GOAL: Report back each line of the records that contains the string "items".

DATASET ENTRIES:
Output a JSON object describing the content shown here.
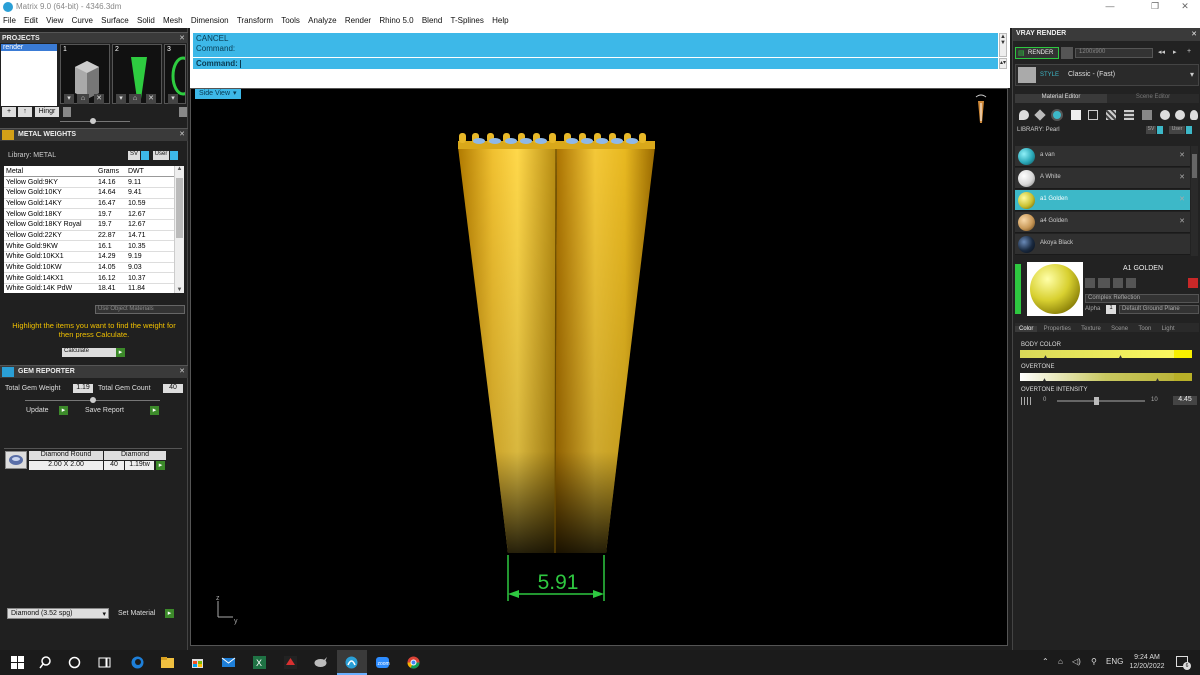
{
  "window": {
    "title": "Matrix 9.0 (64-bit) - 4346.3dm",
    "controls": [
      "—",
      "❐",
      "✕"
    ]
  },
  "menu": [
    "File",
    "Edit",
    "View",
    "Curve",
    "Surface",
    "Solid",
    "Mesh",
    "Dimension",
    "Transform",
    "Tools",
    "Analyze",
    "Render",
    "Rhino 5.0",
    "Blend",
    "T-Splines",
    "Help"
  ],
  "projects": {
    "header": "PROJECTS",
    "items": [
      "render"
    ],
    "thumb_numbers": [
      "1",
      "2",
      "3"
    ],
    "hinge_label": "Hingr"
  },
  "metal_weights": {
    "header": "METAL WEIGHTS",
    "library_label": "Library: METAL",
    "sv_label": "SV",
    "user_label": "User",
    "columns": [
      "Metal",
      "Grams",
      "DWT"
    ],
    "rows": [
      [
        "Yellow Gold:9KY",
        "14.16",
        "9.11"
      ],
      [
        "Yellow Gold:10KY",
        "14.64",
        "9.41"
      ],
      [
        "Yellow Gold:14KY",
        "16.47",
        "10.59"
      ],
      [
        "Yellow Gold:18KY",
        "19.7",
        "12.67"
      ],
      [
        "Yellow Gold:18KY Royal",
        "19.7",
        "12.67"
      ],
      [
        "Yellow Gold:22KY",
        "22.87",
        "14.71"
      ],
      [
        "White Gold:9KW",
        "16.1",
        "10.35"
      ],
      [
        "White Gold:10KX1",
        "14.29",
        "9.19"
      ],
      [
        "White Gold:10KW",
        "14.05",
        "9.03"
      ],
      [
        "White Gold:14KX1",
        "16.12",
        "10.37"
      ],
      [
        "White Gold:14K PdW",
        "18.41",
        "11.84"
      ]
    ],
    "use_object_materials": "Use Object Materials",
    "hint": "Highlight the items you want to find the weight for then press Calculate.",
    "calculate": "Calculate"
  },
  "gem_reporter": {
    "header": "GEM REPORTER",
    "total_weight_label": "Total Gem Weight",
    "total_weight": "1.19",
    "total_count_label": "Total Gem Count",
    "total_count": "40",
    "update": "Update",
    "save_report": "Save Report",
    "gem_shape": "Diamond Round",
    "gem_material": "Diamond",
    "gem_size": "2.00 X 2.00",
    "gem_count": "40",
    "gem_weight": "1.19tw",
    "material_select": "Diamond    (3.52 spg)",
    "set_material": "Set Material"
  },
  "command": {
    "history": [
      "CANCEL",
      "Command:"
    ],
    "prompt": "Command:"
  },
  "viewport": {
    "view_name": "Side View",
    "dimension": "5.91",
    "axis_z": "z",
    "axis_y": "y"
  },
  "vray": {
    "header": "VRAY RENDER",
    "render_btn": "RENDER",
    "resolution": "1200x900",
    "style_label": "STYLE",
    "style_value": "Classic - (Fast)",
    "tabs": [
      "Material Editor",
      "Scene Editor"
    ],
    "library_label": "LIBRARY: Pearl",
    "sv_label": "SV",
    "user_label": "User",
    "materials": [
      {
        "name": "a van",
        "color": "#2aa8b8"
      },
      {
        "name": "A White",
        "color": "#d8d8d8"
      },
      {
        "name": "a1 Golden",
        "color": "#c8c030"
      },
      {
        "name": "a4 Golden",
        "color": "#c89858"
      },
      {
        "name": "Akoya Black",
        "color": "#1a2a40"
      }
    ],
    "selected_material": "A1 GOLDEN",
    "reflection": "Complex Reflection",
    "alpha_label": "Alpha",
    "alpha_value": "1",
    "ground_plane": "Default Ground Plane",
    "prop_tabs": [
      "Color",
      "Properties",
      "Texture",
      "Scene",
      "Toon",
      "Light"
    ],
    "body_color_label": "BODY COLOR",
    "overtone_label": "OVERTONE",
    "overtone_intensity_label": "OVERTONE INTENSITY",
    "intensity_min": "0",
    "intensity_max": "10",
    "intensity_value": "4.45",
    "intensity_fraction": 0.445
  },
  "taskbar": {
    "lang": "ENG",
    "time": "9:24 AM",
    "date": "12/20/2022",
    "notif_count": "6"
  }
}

...

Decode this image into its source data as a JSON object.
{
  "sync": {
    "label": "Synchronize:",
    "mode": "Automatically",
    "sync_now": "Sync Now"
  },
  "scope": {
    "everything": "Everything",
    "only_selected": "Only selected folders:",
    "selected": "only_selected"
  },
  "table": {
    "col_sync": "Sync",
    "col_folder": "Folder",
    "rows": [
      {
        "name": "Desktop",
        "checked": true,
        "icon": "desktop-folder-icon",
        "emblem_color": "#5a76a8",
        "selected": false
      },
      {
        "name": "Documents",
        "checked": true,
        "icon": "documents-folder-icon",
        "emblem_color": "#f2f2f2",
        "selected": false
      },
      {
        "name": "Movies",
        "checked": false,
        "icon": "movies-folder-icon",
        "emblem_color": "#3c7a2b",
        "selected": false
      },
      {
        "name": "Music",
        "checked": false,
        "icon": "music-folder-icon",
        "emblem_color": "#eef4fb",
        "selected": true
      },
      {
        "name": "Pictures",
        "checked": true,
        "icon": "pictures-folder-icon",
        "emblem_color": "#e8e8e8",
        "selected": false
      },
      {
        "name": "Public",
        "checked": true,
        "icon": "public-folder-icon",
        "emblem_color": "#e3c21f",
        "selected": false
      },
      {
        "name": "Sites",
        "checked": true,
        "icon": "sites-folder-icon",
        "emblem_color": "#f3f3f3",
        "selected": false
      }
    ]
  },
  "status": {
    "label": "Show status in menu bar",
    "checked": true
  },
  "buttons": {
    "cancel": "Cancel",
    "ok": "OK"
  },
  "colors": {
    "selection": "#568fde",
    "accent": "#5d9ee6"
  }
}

REPLY:
    "items": [
    "hint": "Highlight the items you want to find the weight for then press Calculate.",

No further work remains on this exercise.